Task directions:
Return the line containing "Type out the text in this image." and all lines after it exactly; stop at the end of the material.

## start Materials provided

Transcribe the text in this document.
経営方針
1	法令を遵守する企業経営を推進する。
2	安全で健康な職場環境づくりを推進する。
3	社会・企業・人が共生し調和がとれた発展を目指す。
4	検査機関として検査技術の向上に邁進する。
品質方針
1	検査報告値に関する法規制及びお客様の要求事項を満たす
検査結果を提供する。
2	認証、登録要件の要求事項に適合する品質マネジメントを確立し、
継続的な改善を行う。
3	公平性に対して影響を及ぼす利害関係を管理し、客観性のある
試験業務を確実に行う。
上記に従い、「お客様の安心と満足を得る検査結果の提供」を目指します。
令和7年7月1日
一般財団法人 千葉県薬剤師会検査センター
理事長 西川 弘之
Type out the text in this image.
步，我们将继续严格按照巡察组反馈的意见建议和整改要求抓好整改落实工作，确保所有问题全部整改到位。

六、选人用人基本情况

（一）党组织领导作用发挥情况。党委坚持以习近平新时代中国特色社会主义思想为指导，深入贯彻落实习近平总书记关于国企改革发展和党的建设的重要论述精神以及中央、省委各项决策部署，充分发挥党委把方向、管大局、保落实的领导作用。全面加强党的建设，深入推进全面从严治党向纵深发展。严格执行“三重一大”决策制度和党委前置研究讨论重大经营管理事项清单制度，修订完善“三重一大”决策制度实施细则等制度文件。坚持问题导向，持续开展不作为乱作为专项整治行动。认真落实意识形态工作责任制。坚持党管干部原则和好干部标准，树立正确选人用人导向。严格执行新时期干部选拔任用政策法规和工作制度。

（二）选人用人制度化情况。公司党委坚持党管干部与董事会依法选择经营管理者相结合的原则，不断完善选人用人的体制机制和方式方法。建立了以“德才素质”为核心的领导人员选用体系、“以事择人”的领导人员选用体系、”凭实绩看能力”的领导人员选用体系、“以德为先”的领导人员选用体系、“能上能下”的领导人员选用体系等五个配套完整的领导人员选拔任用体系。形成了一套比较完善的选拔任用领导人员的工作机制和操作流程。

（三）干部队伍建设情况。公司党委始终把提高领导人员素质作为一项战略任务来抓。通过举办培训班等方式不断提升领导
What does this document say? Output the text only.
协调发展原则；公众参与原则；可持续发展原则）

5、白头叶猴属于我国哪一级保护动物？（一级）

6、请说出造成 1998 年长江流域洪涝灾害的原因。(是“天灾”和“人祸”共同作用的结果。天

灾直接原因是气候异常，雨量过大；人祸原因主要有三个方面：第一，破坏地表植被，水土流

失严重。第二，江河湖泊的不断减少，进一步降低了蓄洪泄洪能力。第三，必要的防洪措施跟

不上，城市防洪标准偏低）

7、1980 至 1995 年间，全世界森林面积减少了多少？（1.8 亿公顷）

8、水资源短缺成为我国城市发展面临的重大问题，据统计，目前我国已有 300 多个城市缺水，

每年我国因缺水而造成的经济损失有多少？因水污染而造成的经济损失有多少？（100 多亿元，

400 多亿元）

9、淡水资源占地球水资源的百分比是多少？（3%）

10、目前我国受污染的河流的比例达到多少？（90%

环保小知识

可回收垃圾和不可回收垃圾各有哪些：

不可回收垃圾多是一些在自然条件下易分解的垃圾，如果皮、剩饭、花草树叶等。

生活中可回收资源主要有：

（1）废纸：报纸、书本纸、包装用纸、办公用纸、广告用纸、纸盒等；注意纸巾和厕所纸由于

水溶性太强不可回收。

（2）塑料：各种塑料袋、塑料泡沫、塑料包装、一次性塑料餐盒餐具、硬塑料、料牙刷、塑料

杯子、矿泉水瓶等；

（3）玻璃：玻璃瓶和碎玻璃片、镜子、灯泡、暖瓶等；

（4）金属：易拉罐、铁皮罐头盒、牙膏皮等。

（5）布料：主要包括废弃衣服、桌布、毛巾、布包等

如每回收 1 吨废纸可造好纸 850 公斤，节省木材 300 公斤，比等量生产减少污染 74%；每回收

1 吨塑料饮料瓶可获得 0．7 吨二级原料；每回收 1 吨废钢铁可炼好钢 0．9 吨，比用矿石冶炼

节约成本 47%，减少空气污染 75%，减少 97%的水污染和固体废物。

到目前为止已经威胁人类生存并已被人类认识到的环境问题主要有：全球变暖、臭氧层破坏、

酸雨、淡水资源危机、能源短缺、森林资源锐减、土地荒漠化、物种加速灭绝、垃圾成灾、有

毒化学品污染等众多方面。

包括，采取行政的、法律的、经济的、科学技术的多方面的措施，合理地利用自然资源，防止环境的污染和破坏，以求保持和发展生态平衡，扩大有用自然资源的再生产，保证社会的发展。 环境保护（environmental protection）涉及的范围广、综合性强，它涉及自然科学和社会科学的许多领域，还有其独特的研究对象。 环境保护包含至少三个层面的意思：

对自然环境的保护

## end Materials provided

Solution to this task:
Type out the text in this image.
步，我们将继续严格按照巡察组反馈的意见建议和整改要求抓好整改落实工作，确保所有问题全部整改到位。

六、选人用人基本情况

（一）党组织领导作用发挥情况。党委坚持以习近平新时代中国特色社会主义思想为指导，深入贯彻落实习近平总书记关于国企改革发展和党的建设的重要论述精神以及中央、省委各项决策部署，充分发挥党委把方向、管大局、保落实的领导作用。全面加强党的建设，深入推进全面从严治党向纵深发展。严格执行“三重一大”决策制度和党委前置研究讨论重大经营管理事项清单制度，修订完善“三重一大”决策制度实施细则等制度文件。坚持问题导向，持续开展不作为乱作为专项整治行动。认真落实意识形态工作责任制。坚持党管干部原则和好干部标准，树立正确选人用人导向。严格执行新时期干部选拔任用政策法规和工作制度。

（二）选人用人制度化情况。公司党委坚持党管干部与董事会依法选择经营管理者相结合的原则，不断完善选人用人的体制机制和方式方法。建立了以“德才素质”为核心的领导人员选用体系、“以事择人”的领导人员选用体系、”凭实绩看能力”的领导人员选用体系、“以德为先”的领导人员选用体系、“能上能下”的领导人员选用体系等五个配套完整的领导人员选拔任用体系。形成了一套比较完善的选拔任用领导人员的工作机制和操作流程。

（三）干部队伍建设情况。公司党委始终把提高领导人员素质作为一项战略任务来抓。通过举办培训班等方式不断提升领导
What does this document say? Output the text only.
协调发展原则；公众参与原则；可持续发展原则）

5、白头叶猴属于我国哪一级保护动物？（一级）

6、请说出造成 1998 年长江流域洪涝灾害的原因。(是“天灾”和“人祸”共同作用的结果。天

灾直接原因是气候异常，雨量过大；人祸原因主要有三个方面：第一，破坏地表植被，水土流

失严重。第二，江河湖泊的不断减少，进一步降低了蓄洪泄洪能力。第三，必要的防洪措施跟

不上，城市防洪标准偏低）

7、1980 至 1995 年间，全世界森林面积减少了多少？（1.8 亿公顷）

8、水资源短缺成为我国城市发展面临的重大问题，据统计，目前我国已有 300 多个城市缺水，

每年我国因缺水而造成的经济损失有多少？因水污染而造成的经济损失有多少？（100 多亿元，

400 多亿元）

9、淡水资源占地球水资源的百分比是多少？（3%）

10、目前我国受污染的河流的比例达到多少？（90%

环保小知识

可回收垃圾和不可回收垃圾各有哪些：

不可回收垃圾多是一些在自然条件下易分解的垃圾，如果皮、剩饭、花草树叶等。

生活中可回收资源主要有：

（1）废纸：报纸、书本纸、包装用纸、办公用纸、广告用纸、纸盒等；注意纸巾和厕所纸由于

水溶性太强不可回收。

（2）塑料：各种塑料袋、塑料泡沫、塑料包装、一次性塑料餐盒餐具、硬塑料、料牙刷、塑料

杯子、矿泉水瓶等；

（3）玻璃：玻璃瓶和碎玻璃片、镜子、灯泡、暖瓶等；

（4）金属：易拉罐、铁皮罐头盒、牙膏皮等。

（5）布料：主要包括废弃衣服、桌布、毛巾、布包等

如每回收 1 吨废纸可造好纸 850 公斤，节省木材 300 公斤，比等量生产减少污染 74%；每回收

1 吨塑料饮料瓶可获得 0．7 吨二级原料；每回收 1 吨废钢铁可炼好钢 0．9 吨，比用矿石冶炼

节约成本 47%，减少空气污染 75%，减少 97%的水污染和固体废物。

到目前为止已经威胁人类生存并已被人类认识到的环境问题主要有：全球变暖、臭氧层破坏、

酸雨、淡水资源危机、能源短缺、森林资源锐减、土地荒漠化、物种加速灭绝、垃圾成灾、有

毒化学品污染等众多方面。

包括，采取行政的、法律的、经济的、科学技术的多方面的措施，合理地利用自然资源，防止环境的污染和破坏，以求保持和发展生态平衡，扩大有用自然资源的再生产，保证社会的发展。 环境保护（environmental protection）涉及的范围广、综合性强，它涉及自然科学和社会科学的许多领域，还有其独特的研究对象。 环境保护包含至少三个层面的意思：

对自然环境的保护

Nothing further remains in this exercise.